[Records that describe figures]
....
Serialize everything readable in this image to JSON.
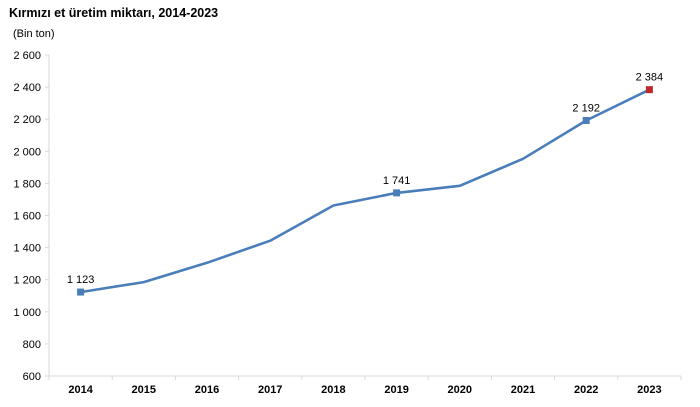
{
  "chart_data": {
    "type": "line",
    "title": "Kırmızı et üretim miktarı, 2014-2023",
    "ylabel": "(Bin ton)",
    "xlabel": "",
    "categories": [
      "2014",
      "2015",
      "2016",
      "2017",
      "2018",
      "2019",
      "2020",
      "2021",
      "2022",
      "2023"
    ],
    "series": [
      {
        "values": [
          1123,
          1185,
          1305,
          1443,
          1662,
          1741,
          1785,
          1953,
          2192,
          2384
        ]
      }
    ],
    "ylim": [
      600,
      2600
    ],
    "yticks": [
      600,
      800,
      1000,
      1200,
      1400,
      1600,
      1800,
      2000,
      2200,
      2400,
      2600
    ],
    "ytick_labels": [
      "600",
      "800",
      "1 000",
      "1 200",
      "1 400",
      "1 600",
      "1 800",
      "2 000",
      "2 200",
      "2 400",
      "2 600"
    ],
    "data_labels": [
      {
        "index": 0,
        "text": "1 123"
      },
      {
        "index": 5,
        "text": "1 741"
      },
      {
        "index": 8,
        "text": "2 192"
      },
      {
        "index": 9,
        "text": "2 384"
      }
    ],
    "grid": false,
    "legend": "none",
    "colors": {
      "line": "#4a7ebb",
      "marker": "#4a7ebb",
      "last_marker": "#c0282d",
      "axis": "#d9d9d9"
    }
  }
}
....
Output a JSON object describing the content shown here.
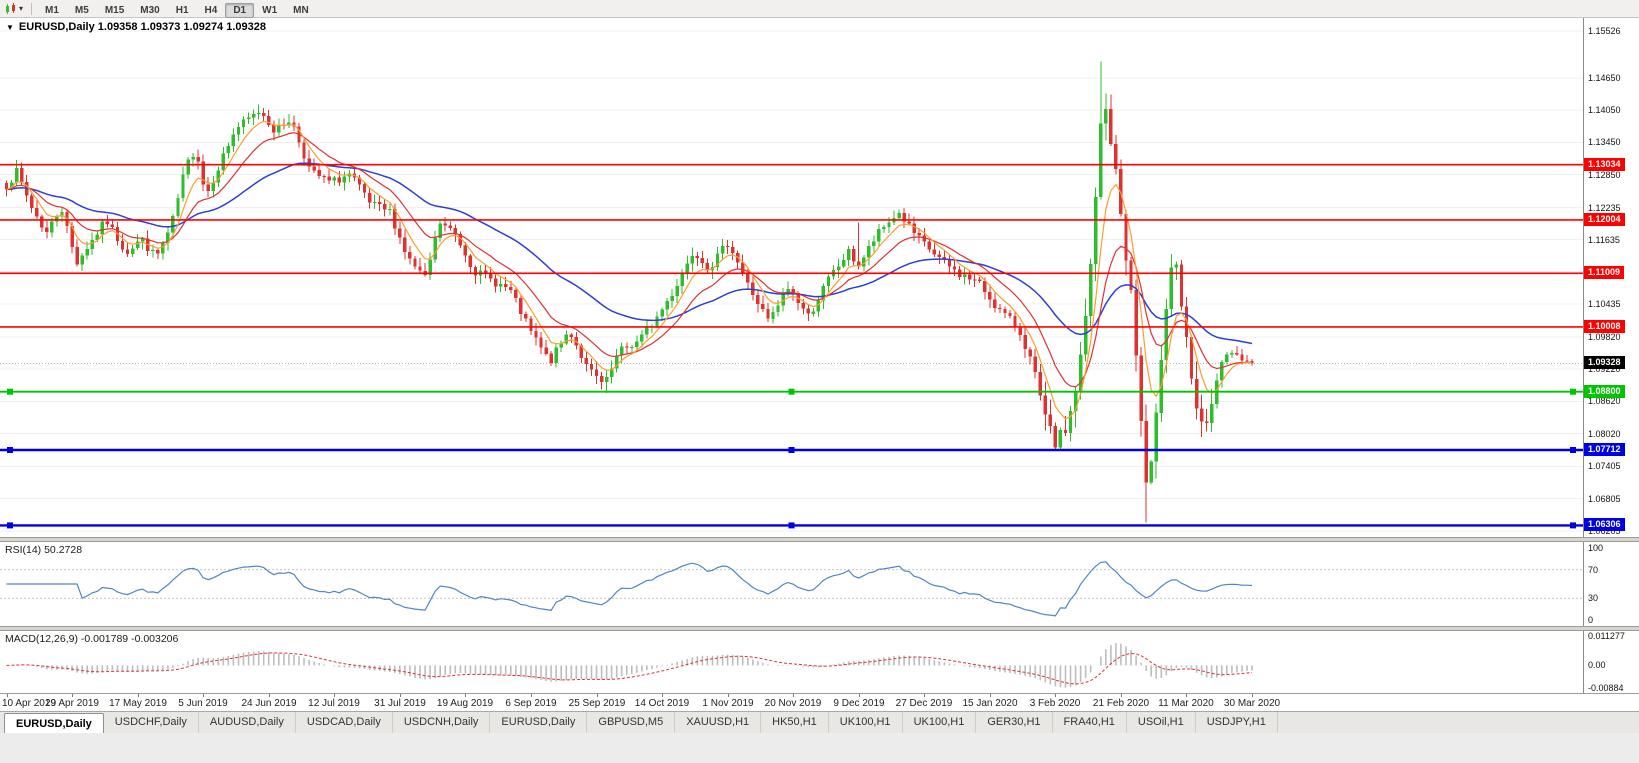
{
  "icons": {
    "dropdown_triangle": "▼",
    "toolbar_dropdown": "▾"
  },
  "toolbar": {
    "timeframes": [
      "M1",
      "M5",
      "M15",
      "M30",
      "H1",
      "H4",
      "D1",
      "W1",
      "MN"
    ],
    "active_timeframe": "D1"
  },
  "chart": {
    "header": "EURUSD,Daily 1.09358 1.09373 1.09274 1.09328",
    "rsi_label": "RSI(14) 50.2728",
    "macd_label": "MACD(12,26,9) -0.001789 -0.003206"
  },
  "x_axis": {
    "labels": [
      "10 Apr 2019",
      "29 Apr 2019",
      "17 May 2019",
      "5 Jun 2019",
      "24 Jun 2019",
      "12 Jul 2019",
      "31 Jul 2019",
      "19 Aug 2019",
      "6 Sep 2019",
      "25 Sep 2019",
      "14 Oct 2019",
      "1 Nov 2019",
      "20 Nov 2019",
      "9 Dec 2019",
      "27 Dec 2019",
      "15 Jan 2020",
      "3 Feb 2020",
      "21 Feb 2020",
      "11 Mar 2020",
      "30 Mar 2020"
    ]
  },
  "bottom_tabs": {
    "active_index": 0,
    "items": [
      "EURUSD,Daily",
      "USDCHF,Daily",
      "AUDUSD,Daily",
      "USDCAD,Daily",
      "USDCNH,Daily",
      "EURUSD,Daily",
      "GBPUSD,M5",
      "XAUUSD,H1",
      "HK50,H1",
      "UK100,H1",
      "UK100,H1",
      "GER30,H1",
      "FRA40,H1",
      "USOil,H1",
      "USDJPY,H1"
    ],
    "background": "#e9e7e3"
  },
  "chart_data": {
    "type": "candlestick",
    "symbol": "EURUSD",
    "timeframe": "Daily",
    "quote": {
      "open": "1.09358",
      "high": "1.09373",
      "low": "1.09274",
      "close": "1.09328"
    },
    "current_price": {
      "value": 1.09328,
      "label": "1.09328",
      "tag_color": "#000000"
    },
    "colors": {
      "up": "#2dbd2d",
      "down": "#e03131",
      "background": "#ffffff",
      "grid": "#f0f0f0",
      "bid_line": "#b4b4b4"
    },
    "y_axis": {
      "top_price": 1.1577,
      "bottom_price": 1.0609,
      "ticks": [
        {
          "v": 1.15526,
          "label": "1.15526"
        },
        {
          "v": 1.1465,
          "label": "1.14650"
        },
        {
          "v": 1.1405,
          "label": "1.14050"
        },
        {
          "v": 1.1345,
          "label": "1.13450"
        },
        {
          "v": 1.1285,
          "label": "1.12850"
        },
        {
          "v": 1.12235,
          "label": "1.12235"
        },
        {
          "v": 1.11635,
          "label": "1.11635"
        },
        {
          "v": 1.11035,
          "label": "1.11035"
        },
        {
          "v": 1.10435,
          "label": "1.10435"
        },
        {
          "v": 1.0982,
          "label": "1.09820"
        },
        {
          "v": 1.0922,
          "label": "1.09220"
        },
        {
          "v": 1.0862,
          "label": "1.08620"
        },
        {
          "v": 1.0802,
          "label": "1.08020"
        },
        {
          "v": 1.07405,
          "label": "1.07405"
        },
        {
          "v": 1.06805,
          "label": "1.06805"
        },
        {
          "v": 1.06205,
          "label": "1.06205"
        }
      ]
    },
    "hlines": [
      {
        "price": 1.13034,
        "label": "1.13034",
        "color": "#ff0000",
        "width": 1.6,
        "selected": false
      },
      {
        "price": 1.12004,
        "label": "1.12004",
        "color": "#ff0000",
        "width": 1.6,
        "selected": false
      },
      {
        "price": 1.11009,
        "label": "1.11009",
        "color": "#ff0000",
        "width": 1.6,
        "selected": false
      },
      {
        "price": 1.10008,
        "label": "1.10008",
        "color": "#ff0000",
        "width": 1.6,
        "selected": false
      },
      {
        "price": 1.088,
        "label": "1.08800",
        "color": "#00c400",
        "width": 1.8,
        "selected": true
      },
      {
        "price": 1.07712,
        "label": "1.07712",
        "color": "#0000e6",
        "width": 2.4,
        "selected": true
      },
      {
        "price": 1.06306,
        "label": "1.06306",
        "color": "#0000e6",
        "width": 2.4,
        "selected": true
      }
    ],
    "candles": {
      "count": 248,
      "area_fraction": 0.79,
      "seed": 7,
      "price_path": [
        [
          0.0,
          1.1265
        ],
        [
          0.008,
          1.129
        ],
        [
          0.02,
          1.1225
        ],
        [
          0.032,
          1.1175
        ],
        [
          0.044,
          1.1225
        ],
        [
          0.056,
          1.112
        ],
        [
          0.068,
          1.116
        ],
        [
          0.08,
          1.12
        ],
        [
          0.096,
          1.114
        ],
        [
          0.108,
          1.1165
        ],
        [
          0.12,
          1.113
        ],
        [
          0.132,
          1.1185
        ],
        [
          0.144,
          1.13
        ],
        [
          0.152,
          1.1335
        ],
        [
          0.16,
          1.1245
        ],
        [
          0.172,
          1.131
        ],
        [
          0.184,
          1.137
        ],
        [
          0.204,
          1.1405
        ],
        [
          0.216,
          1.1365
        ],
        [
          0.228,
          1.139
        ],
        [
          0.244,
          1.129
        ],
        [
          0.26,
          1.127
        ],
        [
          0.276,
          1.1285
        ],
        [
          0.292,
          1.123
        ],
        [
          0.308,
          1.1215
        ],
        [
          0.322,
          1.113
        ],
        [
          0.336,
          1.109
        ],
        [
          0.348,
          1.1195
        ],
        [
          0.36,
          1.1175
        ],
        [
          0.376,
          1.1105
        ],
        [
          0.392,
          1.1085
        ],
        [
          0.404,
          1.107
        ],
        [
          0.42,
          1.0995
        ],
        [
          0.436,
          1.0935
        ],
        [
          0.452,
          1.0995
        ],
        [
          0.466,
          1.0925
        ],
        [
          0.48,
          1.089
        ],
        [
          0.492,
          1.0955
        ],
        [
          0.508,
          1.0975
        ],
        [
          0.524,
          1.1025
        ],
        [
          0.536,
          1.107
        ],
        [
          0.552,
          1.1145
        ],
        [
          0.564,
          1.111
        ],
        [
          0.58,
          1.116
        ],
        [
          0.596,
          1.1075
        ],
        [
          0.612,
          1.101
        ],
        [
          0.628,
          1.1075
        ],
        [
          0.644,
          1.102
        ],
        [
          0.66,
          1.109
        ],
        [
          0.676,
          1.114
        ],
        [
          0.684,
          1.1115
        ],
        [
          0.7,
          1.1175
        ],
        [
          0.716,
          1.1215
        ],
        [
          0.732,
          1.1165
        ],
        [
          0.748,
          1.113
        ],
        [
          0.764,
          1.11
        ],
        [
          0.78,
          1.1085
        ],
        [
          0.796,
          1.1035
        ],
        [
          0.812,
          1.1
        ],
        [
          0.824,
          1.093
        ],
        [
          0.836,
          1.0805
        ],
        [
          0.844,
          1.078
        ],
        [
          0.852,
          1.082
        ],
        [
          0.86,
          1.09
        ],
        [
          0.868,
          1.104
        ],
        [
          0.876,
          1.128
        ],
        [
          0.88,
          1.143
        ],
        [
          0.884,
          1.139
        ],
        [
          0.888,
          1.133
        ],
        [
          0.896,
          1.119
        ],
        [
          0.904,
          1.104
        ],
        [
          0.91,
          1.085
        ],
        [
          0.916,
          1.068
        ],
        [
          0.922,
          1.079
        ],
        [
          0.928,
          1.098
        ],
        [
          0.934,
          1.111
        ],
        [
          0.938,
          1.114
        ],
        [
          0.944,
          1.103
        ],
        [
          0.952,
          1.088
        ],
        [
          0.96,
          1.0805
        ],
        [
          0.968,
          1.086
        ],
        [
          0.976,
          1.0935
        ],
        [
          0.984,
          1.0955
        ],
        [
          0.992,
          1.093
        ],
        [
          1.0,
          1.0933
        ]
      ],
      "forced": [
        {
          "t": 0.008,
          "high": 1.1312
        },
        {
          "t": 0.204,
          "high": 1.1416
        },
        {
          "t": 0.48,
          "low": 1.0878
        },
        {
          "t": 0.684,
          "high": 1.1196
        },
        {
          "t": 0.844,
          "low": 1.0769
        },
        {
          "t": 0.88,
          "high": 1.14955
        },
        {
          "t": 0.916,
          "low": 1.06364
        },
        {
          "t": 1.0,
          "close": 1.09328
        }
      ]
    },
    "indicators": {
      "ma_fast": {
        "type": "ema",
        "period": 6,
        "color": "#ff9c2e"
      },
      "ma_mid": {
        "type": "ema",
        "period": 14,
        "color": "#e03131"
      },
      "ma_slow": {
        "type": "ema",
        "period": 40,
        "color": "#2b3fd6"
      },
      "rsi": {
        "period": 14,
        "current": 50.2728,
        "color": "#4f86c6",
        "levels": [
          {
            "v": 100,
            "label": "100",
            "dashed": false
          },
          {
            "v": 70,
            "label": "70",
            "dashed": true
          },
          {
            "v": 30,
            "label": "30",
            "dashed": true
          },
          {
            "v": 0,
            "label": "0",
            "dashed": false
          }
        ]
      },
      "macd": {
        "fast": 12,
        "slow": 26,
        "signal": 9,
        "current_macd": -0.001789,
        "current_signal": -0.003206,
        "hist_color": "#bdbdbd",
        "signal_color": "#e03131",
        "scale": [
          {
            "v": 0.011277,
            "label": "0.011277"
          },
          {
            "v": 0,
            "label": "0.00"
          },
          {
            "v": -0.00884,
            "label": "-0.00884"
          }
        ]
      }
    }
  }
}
....
TASK DESCRIPTION:
Gather all lines from the listing above in which "period" occurs.

SOLUTION:
        "period": 6,
        "period": 14,
        "period": 40,
        "period": 14,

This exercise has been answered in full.